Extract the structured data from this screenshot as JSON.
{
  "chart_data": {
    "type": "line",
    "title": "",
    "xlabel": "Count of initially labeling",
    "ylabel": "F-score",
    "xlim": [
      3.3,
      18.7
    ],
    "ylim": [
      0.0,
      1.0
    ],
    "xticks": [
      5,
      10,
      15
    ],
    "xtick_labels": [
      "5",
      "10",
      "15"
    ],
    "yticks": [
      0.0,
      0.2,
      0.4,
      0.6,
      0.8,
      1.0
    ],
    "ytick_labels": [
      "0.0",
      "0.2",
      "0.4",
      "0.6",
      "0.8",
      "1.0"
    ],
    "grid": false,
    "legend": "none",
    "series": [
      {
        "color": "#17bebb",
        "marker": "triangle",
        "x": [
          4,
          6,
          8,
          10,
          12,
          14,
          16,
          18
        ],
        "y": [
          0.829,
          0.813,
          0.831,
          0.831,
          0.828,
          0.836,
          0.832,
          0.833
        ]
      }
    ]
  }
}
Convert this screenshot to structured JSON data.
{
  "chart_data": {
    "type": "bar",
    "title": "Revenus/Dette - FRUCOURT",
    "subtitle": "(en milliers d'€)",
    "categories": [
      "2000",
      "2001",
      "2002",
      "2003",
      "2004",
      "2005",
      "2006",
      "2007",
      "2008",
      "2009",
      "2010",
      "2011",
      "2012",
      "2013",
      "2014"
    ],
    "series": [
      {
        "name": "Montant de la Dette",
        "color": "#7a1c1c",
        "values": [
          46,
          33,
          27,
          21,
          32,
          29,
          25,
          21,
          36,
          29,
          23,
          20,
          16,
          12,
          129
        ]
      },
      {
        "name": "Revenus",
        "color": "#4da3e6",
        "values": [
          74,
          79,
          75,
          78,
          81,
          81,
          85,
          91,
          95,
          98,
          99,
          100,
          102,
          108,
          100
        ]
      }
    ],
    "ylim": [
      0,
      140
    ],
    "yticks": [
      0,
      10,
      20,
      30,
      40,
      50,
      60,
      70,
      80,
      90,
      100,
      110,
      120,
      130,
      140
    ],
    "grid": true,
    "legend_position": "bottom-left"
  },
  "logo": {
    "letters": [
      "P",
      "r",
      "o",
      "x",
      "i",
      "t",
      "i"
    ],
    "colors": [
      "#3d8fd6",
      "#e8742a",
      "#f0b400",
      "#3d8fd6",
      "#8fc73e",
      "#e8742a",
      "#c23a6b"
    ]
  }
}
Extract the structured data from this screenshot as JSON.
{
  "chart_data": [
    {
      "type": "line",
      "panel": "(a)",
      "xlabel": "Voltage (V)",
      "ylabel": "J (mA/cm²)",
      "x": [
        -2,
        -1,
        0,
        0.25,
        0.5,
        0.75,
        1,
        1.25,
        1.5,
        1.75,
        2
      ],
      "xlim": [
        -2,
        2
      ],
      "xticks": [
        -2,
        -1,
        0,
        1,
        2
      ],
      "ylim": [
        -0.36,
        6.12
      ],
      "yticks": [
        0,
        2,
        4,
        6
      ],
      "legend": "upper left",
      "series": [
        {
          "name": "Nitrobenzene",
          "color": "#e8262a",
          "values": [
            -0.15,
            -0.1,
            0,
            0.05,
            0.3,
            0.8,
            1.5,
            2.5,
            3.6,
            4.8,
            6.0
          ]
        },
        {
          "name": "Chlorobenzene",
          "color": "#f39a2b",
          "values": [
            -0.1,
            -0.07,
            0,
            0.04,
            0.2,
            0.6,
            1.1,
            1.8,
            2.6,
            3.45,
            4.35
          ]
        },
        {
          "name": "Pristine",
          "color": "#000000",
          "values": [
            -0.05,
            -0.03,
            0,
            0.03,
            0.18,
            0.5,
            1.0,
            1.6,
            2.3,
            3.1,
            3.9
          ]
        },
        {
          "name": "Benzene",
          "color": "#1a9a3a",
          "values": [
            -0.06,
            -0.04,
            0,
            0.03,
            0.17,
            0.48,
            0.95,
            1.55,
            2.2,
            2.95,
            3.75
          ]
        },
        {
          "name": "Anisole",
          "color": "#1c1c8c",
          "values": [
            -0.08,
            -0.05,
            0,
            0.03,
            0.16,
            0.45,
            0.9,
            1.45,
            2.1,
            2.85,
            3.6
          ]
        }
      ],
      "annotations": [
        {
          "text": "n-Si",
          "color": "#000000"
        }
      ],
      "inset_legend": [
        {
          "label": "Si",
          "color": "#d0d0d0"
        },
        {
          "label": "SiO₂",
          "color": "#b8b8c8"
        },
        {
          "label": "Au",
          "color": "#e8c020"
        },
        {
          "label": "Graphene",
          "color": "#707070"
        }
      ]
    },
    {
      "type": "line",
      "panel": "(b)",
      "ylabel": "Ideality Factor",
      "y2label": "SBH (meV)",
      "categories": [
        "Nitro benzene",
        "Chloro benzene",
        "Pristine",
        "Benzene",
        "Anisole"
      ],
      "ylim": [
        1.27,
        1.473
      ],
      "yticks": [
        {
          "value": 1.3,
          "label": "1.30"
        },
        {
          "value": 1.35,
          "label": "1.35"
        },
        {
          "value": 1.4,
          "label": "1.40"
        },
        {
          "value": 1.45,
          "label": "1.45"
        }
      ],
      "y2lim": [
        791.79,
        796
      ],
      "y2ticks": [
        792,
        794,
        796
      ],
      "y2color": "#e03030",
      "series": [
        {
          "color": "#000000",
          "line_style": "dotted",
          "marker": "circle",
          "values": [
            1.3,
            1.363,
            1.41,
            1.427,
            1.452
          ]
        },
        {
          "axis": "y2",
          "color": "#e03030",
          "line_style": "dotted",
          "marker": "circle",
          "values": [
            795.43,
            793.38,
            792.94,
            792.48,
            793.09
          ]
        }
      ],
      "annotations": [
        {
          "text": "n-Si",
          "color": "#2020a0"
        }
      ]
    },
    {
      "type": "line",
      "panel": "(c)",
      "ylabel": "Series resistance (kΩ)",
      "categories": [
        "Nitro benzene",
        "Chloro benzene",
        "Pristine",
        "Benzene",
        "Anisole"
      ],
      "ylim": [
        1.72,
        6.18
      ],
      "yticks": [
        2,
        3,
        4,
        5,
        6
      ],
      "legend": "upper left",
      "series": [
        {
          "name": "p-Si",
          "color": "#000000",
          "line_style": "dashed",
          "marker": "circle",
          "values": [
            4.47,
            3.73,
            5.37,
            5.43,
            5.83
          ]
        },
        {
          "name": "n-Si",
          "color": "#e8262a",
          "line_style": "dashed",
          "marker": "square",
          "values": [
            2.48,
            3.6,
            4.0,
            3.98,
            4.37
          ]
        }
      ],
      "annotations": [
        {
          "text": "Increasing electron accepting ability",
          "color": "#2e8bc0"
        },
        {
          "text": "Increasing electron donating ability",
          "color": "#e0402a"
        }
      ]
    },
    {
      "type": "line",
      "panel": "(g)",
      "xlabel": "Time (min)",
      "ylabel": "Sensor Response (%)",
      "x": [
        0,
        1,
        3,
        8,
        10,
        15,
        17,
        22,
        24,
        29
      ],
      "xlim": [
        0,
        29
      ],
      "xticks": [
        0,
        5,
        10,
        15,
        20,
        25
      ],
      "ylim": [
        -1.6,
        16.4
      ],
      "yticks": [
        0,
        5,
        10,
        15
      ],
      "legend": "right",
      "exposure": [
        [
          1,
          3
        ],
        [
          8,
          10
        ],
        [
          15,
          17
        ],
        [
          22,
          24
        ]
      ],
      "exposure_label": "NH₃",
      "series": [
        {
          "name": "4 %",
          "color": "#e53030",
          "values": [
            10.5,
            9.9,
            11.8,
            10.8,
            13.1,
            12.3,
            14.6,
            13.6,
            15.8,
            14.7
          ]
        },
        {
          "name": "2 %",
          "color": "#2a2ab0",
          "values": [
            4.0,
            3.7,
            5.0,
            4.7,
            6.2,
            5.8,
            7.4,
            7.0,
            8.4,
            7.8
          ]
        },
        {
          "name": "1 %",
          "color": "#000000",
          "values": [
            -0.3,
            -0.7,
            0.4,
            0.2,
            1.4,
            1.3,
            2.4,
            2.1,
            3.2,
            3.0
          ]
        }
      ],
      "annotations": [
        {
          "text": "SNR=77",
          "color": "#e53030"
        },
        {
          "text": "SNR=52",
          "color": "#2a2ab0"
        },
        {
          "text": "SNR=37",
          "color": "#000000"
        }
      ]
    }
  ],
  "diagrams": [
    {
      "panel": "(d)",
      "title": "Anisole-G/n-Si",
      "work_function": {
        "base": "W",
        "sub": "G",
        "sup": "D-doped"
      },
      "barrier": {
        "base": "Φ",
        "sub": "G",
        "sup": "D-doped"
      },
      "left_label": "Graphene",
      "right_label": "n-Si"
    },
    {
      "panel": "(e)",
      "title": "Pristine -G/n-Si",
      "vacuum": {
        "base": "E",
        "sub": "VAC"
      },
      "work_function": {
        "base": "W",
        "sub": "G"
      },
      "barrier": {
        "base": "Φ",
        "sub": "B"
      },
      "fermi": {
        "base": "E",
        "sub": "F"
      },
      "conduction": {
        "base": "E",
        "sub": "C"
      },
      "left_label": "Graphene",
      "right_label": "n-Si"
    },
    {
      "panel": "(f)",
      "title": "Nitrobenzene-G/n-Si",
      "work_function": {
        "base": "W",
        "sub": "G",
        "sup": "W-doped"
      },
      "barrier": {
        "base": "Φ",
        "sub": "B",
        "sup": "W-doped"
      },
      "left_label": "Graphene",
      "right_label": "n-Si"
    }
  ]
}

**THE EXERCISE**: Search the records above for "text". Copy each line where it is found.

**ANSWER**:
          "text": "n-Si",
          "text": "n-Si",
          "text": "Increasing electron accepting ability",
          "text": "Increasing electron donating ability",
          "text": "SNR=77",
          "text": "SNR=52",
          "text": "SNR=37",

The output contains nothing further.